- WHAT YOU SHOULD DO -
Your task is to quote the material that follows, in full and exactly.

- SUPPLIED DATA -
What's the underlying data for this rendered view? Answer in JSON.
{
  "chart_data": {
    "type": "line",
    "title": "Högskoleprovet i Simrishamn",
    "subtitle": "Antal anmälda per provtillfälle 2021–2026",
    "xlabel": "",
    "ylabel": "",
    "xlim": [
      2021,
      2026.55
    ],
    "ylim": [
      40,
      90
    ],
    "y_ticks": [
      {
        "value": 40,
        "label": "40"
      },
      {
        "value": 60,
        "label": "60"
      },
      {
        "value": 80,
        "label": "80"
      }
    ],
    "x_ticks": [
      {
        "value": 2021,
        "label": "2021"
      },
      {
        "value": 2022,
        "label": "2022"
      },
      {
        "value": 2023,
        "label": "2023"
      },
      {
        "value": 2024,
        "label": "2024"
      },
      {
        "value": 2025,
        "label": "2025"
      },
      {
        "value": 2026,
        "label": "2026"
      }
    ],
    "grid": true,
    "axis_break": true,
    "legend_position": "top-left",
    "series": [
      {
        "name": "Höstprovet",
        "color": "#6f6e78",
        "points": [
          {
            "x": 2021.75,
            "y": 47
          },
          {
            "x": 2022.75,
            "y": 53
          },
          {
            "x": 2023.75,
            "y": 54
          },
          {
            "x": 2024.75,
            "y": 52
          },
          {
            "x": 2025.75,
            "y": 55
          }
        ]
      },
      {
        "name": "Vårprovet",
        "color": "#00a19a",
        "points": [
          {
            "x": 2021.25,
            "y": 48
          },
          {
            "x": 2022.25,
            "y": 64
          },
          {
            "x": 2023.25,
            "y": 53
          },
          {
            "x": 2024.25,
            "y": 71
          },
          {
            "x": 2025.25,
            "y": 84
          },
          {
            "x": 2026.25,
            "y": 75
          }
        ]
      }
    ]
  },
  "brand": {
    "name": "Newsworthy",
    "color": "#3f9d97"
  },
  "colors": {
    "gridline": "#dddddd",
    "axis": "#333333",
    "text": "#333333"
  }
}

- ANSWER TO THIS EXERCISE -
What's the underlying data for this rendered view? Answer in JSON.
{
  "chart_data": {
    "type": "line",
    "title": "Högskoleprovet i Simrishamn",
    "subtitle": "Antal anmälda per provtillfälle 2021–2026",
    "xlabel": "",
    "ylabel": "",
    "xlim": [
      2021,
      2026.55
    ],
    "ylim": [
      40,
      90
    ],
    "y_ticks": [
      {
        "value": 40,
        "label": "40"
      },
      {
        "value": 60,
        "label": "60"
      },
      {
        "value": 80,
        "label": "80"
      }
    ],
    "x_ticks": [
      {
        "value": 2021,
        "label": "2021"
      },
      {
        "value": 2022,
        "label": "2022"
      },
      {
        "value": 2023,
        "label": "2023"
      },
      {
        "value": 2024,
        "label": "2024"
      },
      {
        "value": 2025,
        "label": "2025"
      },
      {
        "value": 2026,
        "label": "2026"
      }
    ],
    "grid": true,
    "axis_break": true,
    "legend_position": "top-left",
    "series": [
      {
        "name": "Höstprovet",
        "color": "#6f6e78",
        "points": [
          {
            "x": 2021.75,
            "y": 47
          },
          {
            "x": 2022.75,
            "y": 53
          },
          {
            "x": 2023.75,
            "y": 54
          },
          {
            "x": 2024.75,
            "y": 52
          },
          {
            "x": 2025.75,
            "y": 55
          }
        ]
      },
      {
        "name": "Vårprovet",
        "color": "#00a19a",
        "points": [
          {
            "x": 2021.25,
            "y": 48
          },
          {
            "x": 2022.25,
            "y": 64
          },
          {
            "x": 2023.25,
            "y": 53
          },
          {
            "x": 2024.25,
            "y": 71
          },
          {
            "x": 2025.25,
            "y": 84
          },
          {
            "x": 2026.25,
            "y": 75
          }
        ]
      }
    ]
  },
  "brand": {
    "name": "Newsworthy",
    "color": "#3f9d97"
  },
  "colors": {
    "gridline": "#dddddd",
    "axis": "#333333",
    "text": "#333333"
  }
}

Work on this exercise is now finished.